TASK OBJECTIVE -> Find each line with the string "JSON" and copy it.

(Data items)
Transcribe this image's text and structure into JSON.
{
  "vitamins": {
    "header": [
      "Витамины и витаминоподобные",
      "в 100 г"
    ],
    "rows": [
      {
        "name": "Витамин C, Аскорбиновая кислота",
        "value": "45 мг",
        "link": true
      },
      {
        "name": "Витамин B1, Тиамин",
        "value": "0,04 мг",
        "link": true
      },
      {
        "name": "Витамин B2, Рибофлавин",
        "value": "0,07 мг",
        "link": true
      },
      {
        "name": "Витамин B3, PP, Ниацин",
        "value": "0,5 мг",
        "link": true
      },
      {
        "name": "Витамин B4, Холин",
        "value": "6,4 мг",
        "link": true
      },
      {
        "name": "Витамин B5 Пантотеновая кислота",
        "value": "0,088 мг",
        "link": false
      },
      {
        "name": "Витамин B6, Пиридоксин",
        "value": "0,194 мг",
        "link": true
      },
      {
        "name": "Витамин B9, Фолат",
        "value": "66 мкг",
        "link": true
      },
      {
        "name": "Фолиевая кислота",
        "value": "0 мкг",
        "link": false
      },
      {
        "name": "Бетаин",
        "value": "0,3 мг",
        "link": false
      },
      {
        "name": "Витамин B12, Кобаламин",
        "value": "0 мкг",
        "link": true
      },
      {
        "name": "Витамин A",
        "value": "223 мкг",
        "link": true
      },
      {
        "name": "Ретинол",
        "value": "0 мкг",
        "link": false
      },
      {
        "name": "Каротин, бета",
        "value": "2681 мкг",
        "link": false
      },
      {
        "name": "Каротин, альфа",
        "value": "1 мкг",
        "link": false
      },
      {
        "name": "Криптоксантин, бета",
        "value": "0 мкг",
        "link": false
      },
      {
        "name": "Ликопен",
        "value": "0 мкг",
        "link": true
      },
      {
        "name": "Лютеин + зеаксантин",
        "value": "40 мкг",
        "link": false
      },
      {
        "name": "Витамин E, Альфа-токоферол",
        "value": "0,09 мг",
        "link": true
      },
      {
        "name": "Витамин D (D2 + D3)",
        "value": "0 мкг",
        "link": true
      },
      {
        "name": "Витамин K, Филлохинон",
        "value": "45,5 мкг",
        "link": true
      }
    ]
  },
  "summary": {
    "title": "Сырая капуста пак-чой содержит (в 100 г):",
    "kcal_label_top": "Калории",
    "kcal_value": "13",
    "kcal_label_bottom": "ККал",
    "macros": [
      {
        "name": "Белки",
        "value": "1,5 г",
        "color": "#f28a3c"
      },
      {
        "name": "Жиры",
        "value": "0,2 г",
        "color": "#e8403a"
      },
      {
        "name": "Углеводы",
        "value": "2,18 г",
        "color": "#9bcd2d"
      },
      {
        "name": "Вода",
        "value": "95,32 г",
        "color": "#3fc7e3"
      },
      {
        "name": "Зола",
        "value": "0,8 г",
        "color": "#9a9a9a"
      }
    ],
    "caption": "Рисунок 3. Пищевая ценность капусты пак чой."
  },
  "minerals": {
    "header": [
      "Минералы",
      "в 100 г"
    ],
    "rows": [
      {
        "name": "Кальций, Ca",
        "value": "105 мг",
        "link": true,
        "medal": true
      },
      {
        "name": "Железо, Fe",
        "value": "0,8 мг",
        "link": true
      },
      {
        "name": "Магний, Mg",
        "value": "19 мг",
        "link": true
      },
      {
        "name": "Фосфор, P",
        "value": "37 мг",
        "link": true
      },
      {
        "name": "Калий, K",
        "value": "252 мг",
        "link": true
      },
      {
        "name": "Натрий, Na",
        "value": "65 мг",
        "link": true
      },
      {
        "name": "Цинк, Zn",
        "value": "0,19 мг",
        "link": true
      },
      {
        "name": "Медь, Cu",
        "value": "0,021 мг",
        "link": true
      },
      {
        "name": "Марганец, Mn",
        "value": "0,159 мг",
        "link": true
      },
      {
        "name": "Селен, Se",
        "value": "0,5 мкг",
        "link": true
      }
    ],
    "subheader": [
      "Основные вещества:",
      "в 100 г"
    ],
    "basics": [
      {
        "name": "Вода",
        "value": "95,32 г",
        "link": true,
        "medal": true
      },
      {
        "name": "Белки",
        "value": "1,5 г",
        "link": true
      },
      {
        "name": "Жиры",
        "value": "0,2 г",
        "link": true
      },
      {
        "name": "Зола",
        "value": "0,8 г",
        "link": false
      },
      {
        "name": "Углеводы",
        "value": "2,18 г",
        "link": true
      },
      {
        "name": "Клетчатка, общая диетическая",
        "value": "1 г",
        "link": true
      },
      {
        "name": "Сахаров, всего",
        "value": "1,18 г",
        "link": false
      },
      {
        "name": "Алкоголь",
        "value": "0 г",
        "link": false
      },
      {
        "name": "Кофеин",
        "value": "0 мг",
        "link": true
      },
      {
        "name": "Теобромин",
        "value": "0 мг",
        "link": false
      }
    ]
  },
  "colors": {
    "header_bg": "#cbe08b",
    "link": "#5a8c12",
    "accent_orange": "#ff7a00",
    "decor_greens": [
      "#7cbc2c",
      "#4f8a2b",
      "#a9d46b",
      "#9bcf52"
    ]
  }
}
--
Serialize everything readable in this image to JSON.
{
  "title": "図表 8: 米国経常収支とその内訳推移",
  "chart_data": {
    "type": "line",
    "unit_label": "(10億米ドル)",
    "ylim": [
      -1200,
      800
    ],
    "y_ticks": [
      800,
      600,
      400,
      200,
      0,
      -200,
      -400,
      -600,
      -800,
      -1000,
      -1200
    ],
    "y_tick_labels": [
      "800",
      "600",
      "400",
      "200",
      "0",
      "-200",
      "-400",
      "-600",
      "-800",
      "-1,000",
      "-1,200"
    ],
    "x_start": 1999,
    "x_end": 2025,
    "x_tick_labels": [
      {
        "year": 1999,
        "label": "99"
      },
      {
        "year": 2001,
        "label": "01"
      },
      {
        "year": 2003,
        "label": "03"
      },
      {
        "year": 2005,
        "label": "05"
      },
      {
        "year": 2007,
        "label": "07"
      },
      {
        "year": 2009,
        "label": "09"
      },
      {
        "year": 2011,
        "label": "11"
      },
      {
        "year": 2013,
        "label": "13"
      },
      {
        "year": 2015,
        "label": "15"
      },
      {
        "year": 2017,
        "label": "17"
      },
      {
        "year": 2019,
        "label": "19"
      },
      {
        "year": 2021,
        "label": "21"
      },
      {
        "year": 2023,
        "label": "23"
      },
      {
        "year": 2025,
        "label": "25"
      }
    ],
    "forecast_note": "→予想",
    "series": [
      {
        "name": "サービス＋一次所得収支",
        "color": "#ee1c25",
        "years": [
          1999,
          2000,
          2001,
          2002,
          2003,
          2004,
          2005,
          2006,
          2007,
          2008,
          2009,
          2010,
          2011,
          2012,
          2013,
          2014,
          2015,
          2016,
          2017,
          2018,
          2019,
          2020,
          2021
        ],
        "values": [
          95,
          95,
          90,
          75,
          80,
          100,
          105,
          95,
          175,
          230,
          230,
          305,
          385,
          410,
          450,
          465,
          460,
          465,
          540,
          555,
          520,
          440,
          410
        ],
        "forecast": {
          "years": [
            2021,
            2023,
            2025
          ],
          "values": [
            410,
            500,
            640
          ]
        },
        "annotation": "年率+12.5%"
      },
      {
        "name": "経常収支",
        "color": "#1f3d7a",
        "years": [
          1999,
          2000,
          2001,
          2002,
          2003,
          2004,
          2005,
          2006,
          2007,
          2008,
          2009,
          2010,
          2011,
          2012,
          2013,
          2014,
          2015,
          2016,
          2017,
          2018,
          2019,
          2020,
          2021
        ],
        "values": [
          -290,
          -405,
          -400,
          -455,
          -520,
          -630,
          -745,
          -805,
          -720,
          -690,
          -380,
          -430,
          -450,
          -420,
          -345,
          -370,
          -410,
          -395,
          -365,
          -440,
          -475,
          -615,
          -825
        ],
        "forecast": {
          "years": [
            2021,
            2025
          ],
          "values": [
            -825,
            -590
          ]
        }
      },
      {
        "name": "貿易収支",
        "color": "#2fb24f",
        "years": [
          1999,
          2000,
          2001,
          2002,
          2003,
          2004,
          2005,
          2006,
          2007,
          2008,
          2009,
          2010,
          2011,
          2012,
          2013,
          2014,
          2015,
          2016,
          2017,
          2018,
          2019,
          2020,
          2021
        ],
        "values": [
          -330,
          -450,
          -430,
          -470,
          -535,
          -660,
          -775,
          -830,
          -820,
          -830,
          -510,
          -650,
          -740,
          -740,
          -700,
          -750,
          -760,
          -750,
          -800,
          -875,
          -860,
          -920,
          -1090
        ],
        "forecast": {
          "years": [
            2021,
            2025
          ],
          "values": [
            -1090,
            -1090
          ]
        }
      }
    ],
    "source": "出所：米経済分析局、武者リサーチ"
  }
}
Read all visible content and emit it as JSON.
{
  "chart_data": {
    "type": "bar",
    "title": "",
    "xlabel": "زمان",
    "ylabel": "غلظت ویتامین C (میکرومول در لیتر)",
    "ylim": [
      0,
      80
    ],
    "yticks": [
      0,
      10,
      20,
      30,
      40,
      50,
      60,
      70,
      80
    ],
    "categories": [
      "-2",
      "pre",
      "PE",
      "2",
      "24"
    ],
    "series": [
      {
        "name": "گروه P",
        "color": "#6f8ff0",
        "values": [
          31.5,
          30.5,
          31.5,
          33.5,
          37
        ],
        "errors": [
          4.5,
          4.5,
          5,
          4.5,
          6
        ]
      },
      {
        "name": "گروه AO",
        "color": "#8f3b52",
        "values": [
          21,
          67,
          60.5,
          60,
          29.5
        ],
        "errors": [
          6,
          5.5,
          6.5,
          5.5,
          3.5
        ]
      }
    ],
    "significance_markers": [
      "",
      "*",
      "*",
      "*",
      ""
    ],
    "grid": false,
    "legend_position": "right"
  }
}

RESULT ->
Transcribe this image's text and structure into JSON.
Serialize everything readable in this image to JSON.
Read all visible content and emit it as JSON.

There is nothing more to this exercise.